-- DATA SHOWN follows --

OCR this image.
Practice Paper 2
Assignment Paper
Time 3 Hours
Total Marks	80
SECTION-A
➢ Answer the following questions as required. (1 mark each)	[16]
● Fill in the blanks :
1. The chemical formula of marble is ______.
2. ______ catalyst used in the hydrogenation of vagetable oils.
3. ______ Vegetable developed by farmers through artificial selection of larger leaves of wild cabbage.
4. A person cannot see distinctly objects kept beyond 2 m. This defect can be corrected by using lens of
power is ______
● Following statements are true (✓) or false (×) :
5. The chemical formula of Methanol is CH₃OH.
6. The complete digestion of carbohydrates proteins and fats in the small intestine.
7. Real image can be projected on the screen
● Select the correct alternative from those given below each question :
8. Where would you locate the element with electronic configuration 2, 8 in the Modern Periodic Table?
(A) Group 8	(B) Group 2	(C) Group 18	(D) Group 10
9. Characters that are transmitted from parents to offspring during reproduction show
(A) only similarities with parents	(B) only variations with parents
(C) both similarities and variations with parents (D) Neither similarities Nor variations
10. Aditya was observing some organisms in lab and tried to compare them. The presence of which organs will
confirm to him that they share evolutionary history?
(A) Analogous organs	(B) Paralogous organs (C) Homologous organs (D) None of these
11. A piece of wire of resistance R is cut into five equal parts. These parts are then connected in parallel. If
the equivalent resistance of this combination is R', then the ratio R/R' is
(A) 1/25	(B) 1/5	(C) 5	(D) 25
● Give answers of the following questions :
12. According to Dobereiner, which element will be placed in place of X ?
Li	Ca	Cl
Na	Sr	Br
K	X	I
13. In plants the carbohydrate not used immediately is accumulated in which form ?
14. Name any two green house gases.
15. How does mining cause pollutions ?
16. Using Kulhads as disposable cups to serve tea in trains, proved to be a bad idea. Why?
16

-- DATA SHOWN concluded --

## [THE PROBLEM]
Copy each line from the entries above that has the word "resistance" in it.

## [EXERCISE RESULT]
11. A piece of wire of resistance R is cut into five equal parts. These parts are then connected in parallel. If
the equivalent resistance of this combination is R', then the ratio R/R' is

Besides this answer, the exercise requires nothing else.